* **EXERCISE OBJECTIVE**:
Repeat the data verbatim.

* **INPUT DATA**:
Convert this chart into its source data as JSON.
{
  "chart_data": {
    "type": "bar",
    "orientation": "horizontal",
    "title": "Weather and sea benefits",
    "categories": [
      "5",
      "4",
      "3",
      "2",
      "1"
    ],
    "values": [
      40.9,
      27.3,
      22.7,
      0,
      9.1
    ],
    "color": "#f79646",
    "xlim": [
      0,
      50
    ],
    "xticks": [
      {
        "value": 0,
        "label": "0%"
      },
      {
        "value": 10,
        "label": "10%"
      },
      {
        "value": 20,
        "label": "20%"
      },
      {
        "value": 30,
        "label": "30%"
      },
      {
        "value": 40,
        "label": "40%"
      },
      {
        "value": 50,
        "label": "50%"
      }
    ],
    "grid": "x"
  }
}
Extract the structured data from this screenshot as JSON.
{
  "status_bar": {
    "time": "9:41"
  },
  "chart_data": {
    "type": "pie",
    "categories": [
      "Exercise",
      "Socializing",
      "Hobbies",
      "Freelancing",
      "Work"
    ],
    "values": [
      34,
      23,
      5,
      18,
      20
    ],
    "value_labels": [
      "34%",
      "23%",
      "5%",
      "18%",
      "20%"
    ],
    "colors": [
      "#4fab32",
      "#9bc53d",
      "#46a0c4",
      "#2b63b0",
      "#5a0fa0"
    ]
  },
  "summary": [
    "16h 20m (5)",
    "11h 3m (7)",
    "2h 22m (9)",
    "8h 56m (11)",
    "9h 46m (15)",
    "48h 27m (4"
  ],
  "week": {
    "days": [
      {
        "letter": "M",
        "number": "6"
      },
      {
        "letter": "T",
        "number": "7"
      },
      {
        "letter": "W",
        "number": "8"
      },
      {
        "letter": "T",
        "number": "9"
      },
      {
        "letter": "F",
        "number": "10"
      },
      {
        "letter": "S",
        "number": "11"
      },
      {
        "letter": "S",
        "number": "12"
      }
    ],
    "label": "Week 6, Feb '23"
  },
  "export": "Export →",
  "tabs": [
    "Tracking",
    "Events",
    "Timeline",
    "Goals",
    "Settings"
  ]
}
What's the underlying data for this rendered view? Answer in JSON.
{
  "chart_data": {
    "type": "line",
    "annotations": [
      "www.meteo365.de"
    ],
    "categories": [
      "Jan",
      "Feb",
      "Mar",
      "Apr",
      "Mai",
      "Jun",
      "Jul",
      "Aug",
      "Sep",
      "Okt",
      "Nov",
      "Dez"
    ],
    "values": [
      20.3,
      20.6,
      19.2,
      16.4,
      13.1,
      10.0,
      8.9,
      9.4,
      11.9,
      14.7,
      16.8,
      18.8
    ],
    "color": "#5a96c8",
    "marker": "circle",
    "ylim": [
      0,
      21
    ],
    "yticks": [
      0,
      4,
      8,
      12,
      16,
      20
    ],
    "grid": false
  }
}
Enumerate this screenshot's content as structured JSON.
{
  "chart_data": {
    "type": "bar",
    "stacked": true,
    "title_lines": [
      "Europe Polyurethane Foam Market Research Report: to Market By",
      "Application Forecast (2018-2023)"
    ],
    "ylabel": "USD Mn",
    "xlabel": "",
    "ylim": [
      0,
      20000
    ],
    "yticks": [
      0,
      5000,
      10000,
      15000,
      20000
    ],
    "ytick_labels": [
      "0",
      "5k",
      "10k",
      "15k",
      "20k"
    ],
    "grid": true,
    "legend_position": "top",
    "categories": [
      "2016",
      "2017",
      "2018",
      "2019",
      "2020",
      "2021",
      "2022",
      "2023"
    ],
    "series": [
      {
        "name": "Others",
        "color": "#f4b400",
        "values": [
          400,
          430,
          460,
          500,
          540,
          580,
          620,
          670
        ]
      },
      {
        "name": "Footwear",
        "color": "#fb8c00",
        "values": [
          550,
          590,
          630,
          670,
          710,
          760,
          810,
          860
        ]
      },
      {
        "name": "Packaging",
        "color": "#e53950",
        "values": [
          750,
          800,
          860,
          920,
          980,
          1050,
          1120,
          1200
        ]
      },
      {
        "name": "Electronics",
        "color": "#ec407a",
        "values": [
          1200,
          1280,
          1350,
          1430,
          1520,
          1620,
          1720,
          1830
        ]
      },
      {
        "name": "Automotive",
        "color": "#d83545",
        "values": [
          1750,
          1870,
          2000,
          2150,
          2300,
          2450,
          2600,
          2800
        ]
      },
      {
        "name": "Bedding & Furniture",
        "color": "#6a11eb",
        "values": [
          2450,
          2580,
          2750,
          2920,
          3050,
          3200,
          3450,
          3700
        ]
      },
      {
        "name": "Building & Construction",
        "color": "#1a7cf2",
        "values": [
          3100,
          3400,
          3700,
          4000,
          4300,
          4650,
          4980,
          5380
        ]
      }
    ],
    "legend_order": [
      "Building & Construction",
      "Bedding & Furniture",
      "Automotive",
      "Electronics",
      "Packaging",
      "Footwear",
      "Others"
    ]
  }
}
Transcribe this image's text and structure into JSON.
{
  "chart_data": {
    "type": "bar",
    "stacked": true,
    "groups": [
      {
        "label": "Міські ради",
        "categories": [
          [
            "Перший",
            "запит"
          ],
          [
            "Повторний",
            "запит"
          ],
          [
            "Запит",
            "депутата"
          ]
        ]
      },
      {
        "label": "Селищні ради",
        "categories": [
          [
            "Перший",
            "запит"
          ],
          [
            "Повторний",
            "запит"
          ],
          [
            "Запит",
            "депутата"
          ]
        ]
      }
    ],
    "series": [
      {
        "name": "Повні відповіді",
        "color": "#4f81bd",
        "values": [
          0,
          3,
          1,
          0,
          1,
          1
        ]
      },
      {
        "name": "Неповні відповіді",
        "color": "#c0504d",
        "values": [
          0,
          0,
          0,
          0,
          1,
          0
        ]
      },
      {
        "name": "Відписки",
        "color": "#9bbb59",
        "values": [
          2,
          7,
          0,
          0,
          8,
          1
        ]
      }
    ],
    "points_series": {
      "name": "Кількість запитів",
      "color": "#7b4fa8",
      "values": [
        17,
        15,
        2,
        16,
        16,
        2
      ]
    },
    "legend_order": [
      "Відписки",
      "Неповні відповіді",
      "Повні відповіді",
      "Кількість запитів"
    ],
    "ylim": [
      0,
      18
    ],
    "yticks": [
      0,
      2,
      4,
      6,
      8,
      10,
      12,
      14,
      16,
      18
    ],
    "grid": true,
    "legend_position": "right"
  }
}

* **COMPLETED TASK**:
Convert this chart into its source data as JSON.
{
  "chart_data": {
    "type": "bar",
    "orientation": "horizontal",
    "title": "Weather and sea benefits",
    "categories": [
      "5",
      "4",
      "3",
      "2",
      "1"
    ],
    "values": [
      40.9,
      27.3,
      22.7,
      0,
      9.1
    ],
    "color": "#f79646",
    "xlim": [
      0,
      50
    ],
    "xticks": [
      {
        "value": 0,
        "label": "0%"
      },
      {
        "value": 10,
        "label": "10%"
      },
      {
        "value": 20,
        "label": "20%"
      },
      {
        "value": 30,
        "label": "30%"
      },
      {
        "value": 40,
        "label": "40%"
      },
      {
        "value": 50,
        "label": "50%"
      }
    ],
    "grid": "x"
  }
}
Extract the structured data from this screenshot as JSON.
{
  "status_bar": {
    "time": "9:41"
  },
  "chart_data": {
    "type": "pie",
    "categories": [
      "Exercise",
      "Socializing",
      "Hobbies",
      "Freelancing",
      "Work"
    ],
    "values": [
      34,
      23,
      5,
      18,
      20
    ],
    "value_labels": [
      "34%",
      "23%",
      "5%",
      "18%",
      "20%"
    ],
    "colors": [
      "#4fab32",
      "#9bc53d",
      "#46a0c4",
      "#2b63b0",
      "#5a0fa0"
    ]
  },
  "summary": [
    "16h 20m (5)",
    "11h 3m (7)",
    "2h 22m (9)",
    "8h 56m (11)",
    "9h 46m (15)",
    "48h 27m (4"
  ],
  "week": {
    "days": [
      {
        "letter": "M",
        "number": "6"
      },
      {
        "letter": "T",
        "number": "7"
      },
      {
        "letter": "W",
        "number": "8"
      },
      {
        "letter": "T",
        "number": "9"
      },
      {
        "letter": "F",
        "number": "10"
      },
      {
        "letter": "S",
        "number": "11"
      },
      {
        "letter": "S",
        "number": "12"
      }
    ],
    "label": "Week 6, Feb '23"
  },
  "export": "Export →",
  "tabs": [
    "Tracking",
    "Events",
    "Timeline",
    "Goals",
    "Settings"
  ]
}
What's the underlying data for this rendered view? Answer in JSON.
{
  "chart_data": {
    "type": "line",
    "annotations": [
      "www.meteo365.de"
    ],
    "categories": [
      "Jan",
      "Feb",
      "Mar",
      "Apr",
      "Mai",
      "Jun",
      "Jul",
      "Aug",
      "Sep",
      "Okt",
      "Nov",
      "Dez"
    ],
    "values": [
      20.3,
      20.6,
      19.2,
      16.4,
      13.1,
      10.0,
      8.9,
      9.4,
      11.9,
      14.7,
      16.8,
      18.8
    ],
    "color": "#5a96c8",
    "marker": "circle",
    "ylim": [
      0,
      21
    ],
    "yticks": [
      0,
      4,
      8,
      12,
      16,
      20
    ],
    "grid": false
  }
}
Enumerate this screenshot's content as structured JSON.
{
  "chart_data": {
    "type": "bar",
    "stacked": true,
    "title_lines": [
      "Europe Polyurethane Foam Market Research Report: to Market By",
      "Application Forecast (2018-2023)"
    ],
    "ylabel": "USD Mn",
    "xlabel": "",
    "ylim": [
      0,
      20000
    ],
    "yticks": [
      0,
      5000,
      10000,
      15000,
      20000
    ],
    "ytick_labels": [
      "0",
      "5k",
      "10k",
      "15k",
      "20k"
    ],
    "grid": true,
    "legend_position": "top",
    "categories": [
      "2016",
      "2017",
      "2018",
      "2019",
      "2020",
      "2021",
      "2022",
      "2023"
    ],
    "series": [
      {
        "name": "Others",
        "color": "#f4b400",
        "values": [
          400,
          430,
          460,
          500,
          540,
          580,
          620,
          670
        ]
      },
      {
        "name": "Footwear",
        "color": "#fb8c00",
        "values": [
          550,
          590,
          630,
          670,
          710,
          760,
          810,
          860
        ]
      },
      {
        "name": "Packaging",
        "color": "#e53950",
        "values": [
          750,
          800,
          860,
          920,
          980,
          1050,
          1120,
          1200
        ]
      },
      {
        "name": "Electronics",
        "color": "#ec407a",
        "values": [
          1200,
          1280,
          1350,
          1430,
          1520,
          1620,
          1720,
          1830
        ]
      },
      {
        "name": "Automotive",
        "color": "#d83545",
        "values": [
          1750,
          1870,
          2000,
          2150,
          2300,
          2450,
          2600,
          2800
        ]
      },
      {
        "name": "Bedding & Furniture",
        "color": "#6a11eb",
        "values": [
          2450,
          2580,
          2750,
          2920,
          3050,
          3200,
          3450,
          3700
        ]
      },
      {
        "name": "Building & Construction",
        "color": "#1a7cf2",
        "values": [
          3100,
          3400,
          3700,
          4000,
          4300,
          4650,
          4980,
          5380
        ]
      }
    ],
    "legend_order": [
      "Building & Construction",
      "Bedding & Furniture",
      "Automotive",
      "Electronics",
      "Packaging",
      "Footwear",
      "Others"
    ]
  }
}
Transcribe this image's text and structure into JSON.
{
  "chart_data": {
    "type": "bar",
    "stacked": true,
    "groups": [
      {
        "label": "Міські ради",
        "categories": [
          [
            "Перший",
            "запит"
          ],
          [
            "Повторний",
            "запит"
          ],
          [
            "Запит",
            "депутата"
          ]
        ]
      },
      {
        "label": "Селищні ради",
        "categories": [
          [
            "Перший",
            "запит"
          ],
          [
            "Повторний",
            "запит"
          ],
          [
            "Запит",
            "депутата"
          ]
        ]
      }
    ],
    "series": [
      {
        "name": "Повні відповіді",
        "color": "#4f81bd",
        "values": [
          0,
          3,
          1,
          0,
          1,
          1
        ]
      },
      {
        "name": "Неповні відповіді",
        "color": "#c0504d",
        "values": [
          0,
          0,
          0,
          0,
          1,
          0
        ]
      },
      {
        "name": "Відписки",
        "color": "#9bbb59",
        "values": [
          2,
          7,
          0,
          0,
          8,
          1
        ]
      }
    ],
    "points_series": {
      "name": "Кількість запитів",
      "color": "#7b4fa8",
      "values": [
        17,
        15,
        2,
        16,
        16,
        2
      ]
    },
    "legend_order": [
      "Відписки",
      "Неповні відповіді",
      "Повні відповіді",
      "Кількість запитів"
    ],
    "ylim": [
      0,
      18
    ],
    "yticks": [
      0,
      2,
      4,
      6,
      8,
      10,
      12,
      14,
      16,
      18
    ],
    "grid": true,
    "legend_position": "right"
  }
}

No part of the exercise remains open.